### WRITTEN INSTRUCTION
Collect all the lines that mention the word "perundang".

——

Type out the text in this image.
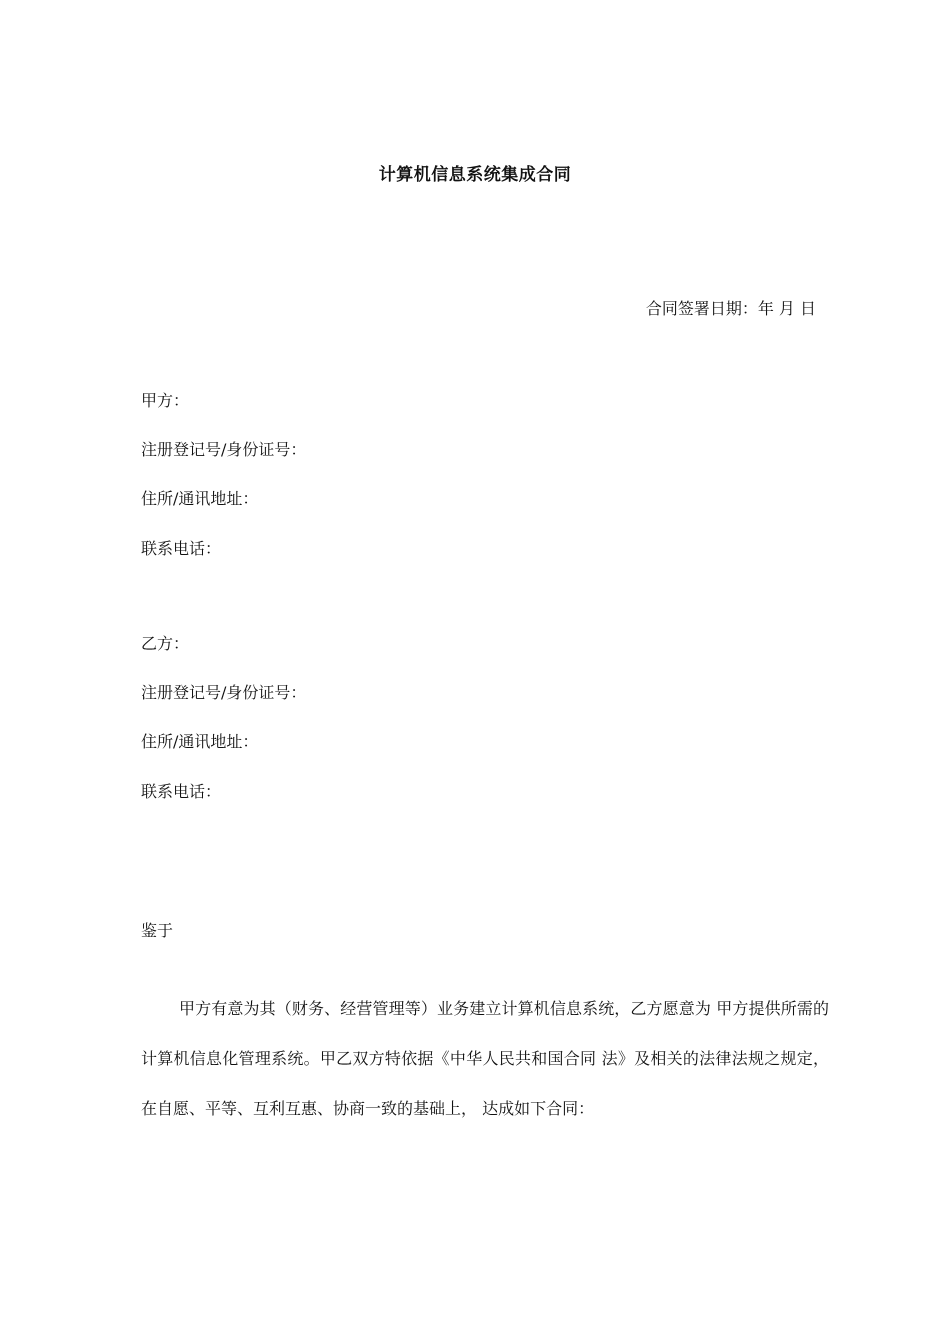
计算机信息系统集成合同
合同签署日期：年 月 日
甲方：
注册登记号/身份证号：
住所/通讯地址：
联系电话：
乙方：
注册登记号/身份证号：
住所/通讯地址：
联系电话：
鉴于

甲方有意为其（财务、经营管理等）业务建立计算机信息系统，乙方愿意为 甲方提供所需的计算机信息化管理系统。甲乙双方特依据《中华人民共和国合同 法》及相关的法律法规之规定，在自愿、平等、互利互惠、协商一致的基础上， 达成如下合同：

——

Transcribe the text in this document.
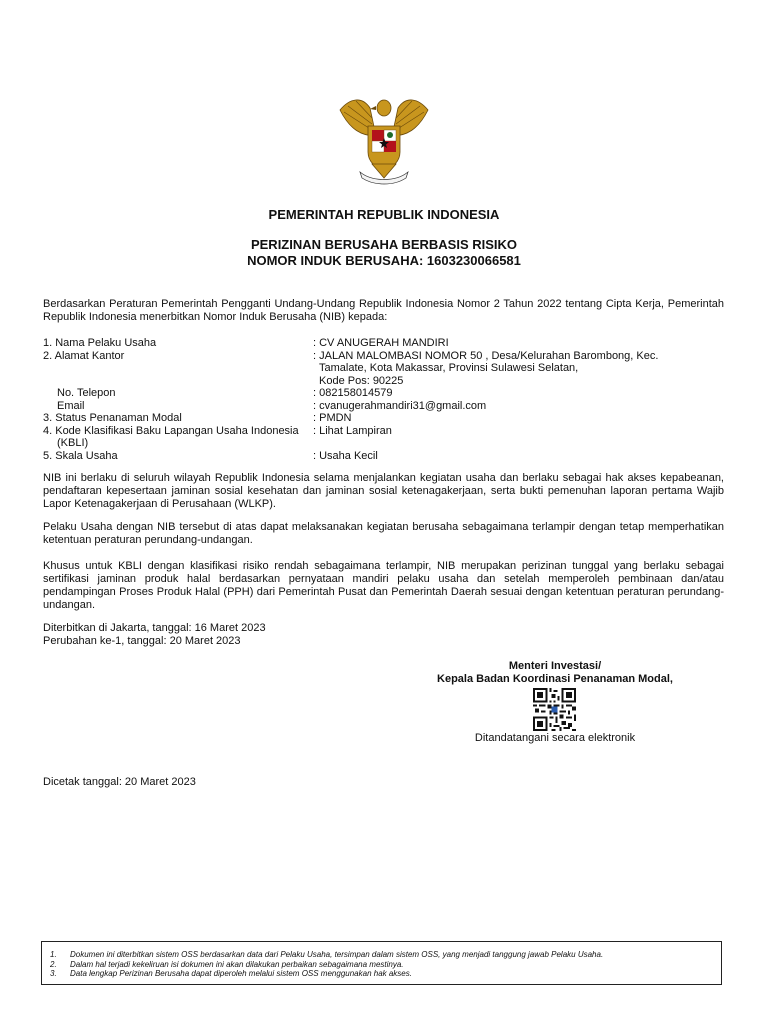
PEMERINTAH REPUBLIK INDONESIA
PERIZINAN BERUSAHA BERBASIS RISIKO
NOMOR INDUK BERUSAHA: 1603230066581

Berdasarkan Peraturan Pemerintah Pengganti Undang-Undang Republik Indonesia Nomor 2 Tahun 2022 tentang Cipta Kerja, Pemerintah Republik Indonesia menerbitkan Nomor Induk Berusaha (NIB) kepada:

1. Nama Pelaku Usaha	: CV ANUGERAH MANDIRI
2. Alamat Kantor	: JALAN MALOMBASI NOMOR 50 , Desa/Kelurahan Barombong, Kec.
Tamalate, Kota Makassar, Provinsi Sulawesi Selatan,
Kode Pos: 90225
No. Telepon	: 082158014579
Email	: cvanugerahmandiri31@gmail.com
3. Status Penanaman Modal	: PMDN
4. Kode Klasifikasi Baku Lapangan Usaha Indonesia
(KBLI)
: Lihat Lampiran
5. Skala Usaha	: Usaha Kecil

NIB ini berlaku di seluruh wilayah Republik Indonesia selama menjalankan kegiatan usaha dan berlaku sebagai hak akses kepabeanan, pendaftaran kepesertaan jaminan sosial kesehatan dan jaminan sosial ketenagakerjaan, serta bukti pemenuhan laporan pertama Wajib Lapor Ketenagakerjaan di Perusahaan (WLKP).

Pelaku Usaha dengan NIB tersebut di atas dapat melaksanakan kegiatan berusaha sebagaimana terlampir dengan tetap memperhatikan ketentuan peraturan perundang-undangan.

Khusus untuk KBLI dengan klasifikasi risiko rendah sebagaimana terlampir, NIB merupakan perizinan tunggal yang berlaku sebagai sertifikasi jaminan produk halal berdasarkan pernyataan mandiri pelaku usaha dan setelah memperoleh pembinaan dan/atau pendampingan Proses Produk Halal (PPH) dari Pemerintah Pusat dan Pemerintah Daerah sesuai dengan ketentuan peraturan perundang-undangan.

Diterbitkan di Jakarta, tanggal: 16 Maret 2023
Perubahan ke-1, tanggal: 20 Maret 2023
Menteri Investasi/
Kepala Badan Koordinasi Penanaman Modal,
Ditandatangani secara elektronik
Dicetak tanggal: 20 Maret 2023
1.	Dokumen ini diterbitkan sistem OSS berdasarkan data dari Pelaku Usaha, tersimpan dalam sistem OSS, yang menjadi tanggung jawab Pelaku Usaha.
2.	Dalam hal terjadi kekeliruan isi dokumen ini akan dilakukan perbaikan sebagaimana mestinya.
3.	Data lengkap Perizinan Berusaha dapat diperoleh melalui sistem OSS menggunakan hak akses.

——

### RESULT FOR THIS TASK
Pelaku Usaha dengan NIB tersebut di atas dapat melaksanakan kegiatan berusaha sebagaimana terlampir dengan tetap memperhatikan ketentuan peraturan perundang-undangan.
Khusus untuk KBLI dengan klasifikasi risiko rendah sebagaimana terlampir, NIB merupakan perizinan tunggal yang berlaku sebagai sertifikasi jaminan produk halal berdasarkan pernyataan mandiri pelaku usaha dan setelah memperoleh pembinaan dan/atau pendampingan Proses Produk Halal (PPH) dari Pemerintah Pusat dan Pemerintah Daerah sesuai dengan ketentuan peraturan perundang-undangan.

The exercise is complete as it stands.